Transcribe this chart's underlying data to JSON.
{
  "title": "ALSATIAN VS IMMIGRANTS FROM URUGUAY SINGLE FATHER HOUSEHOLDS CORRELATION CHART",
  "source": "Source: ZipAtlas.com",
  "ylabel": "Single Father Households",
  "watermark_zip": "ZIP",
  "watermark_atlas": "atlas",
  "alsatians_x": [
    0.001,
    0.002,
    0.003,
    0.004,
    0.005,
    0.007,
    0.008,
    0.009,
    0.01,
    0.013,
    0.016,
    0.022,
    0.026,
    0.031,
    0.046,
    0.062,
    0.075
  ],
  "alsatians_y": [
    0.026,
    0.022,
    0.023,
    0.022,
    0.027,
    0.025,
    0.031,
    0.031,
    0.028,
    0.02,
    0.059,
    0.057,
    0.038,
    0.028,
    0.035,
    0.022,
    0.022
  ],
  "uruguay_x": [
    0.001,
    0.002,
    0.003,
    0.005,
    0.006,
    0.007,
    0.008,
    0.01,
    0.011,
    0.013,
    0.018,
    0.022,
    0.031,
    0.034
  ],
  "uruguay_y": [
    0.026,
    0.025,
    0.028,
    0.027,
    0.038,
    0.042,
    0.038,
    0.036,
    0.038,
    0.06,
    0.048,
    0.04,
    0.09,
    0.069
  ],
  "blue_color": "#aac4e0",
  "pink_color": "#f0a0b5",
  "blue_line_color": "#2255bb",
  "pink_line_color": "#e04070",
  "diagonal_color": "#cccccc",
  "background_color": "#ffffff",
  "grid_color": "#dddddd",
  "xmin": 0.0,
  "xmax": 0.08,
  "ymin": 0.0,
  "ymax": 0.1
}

• **Exercise description**
Copy out the full listing exactly.

• **The solution**
Transcribe this chart's underlying data to JSON.
{
  "title": "ALSATIAN VS IMMIGRANTS FROM URUGUAY SINGLE FATHER HOUSEHOLDS CORRELATION CHART",
  "source": "Source: ZipAtlas.com",
  "ylabel": "Single Father Households",
  "watermark_zip": "ZIP",
  "watermark_atlas": "atlas",
  "alsatians_x": [
    0.001,
    0.002,
    0.003,
    0.004,
    0.005,
    0.007,
    0.008,
    0.009,
    0.01,
    0.013,
    0.016,
    0.022,
    0.026,
    0.031,
    0.046,
    0.062,
    0.075
  ],
  "alsatians_y": [
    0.026,
    0.022,
    0.023,
    0.022,
    0.027,
    0.025,
    0.031,
    0.031,
    0.028,
    0.02,
    0.059,
    0.057,
    0.038,
    0.028,
    0.035,
    0.022,
    0.022
  ],
  "uruguay_x": [
    0.001,
    0.002,
    0.003,
    0.005,
    0.006,
    0.007,
    0.008,
    0.01,
    0.011,
    0.013,
    0.018,
    0.022,
    0.031,
    0.034
  ],
  "uruguay_y": [
    0.026,
    0.025,
    0.028,
    0.027,
    0.038,
    0.042,
    0.038,
    0.036,
    0.038,
    0.06,
    0.048,
    0.04,
    0.09,
    0.069
  ],
  "blue_color": "#aac4e0",
  "pink_color": "#f0a0b5",
  "blue_line_color": "#2255bb",
  "pink_line_color": "#e04070",
  "diagonal_color": "#cccccc",
  "background_color": "#ffffff",
  "grid_color": "#dddddd",
  "xmin": 0.0,
  "xmax": 0.08,
  "ymin": 0.0,
  "ymax": 0.1
}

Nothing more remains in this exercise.